[Start of Given information]
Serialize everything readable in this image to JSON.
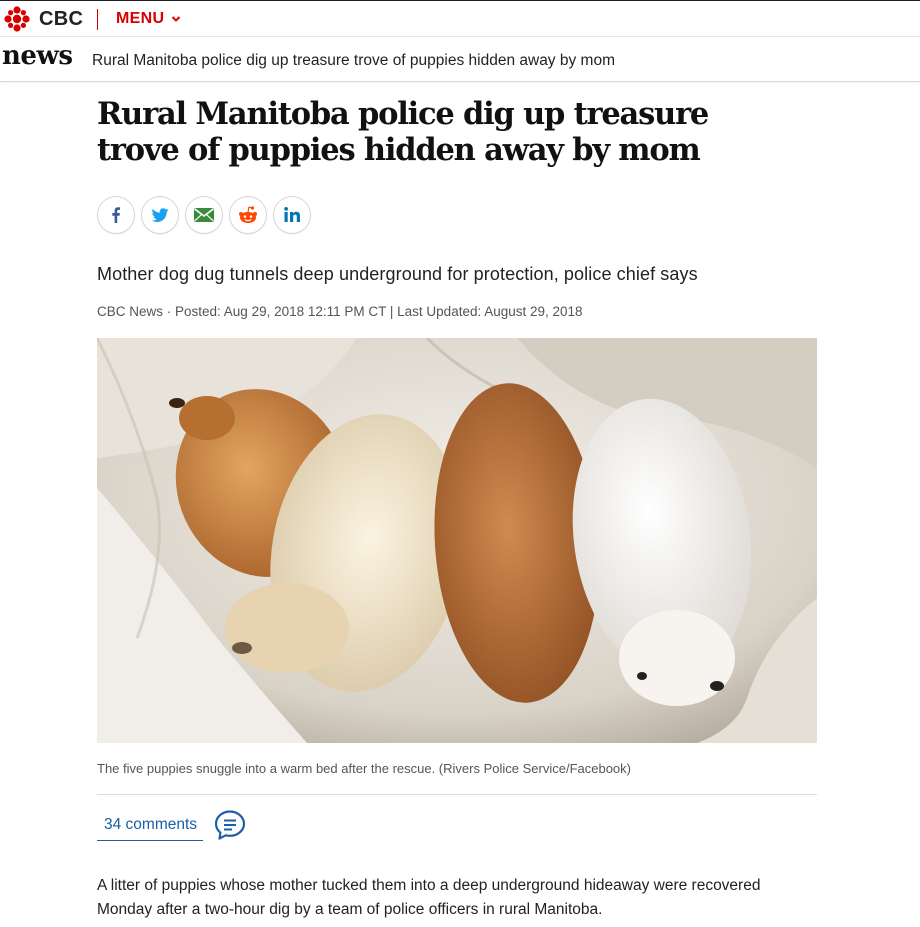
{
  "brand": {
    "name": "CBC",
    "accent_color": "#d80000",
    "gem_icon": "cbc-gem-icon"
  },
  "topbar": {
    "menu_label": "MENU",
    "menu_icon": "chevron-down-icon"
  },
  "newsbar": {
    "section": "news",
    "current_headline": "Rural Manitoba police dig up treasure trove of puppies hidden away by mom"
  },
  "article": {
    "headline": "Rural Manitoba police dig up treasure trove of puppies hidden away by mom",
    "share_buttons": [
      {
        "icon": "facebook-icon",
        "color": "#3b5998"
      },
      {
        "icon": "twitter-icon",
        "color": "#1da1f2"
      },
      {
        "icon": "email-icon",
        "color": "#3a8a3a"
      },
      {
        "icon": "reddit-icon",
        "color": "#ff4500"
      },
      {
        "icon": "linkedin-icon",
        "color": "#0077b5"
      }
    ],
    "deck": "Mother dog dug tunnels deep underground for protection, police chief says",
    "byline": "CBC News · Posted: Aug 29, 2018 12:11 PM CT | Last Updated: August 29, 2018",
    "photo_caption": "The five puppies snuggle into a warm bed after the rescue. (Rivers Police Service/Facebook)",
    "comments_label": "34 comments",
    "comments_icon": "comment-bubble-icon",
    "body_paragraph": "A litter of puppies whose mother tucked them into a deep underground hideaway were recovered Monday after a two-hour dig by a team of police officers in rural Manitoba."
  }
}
[End of Given information]
[Start of Given information]
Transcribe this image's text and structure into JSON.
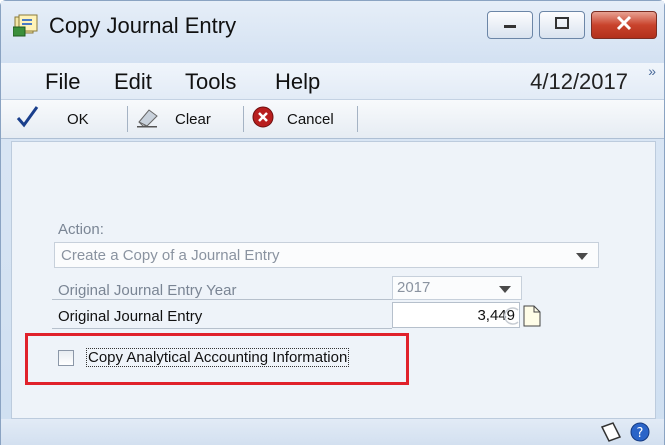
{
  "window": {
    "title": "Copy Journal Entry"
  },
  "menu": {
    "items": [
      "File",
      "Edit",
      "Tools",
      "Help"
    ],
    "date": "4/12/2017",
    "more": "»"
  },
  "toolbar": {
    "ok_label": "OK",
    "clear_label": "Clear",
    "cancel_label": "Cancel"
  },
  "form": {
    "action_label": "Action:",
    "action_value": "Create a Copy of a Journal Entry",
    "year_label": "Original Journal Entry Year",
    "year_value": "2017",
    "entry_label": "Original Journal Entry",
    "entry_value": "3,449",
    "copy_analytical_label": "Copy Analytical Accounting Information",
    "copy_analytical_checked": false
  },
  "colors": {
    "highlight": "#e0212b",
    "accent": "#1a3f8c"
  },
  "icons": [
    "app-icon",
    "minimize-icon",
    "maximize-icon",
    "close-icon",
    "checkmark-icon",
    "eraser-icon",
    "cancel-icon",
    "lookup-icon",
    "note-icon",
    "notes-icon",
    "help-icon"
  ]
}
[End of Given information]
> The task: Pull every line containing the word "JSON" out of the material and copy it.

> Answer to this task:
Serialize everything readable in this image to JSON.
Transcribe this image's text and structure into JSON.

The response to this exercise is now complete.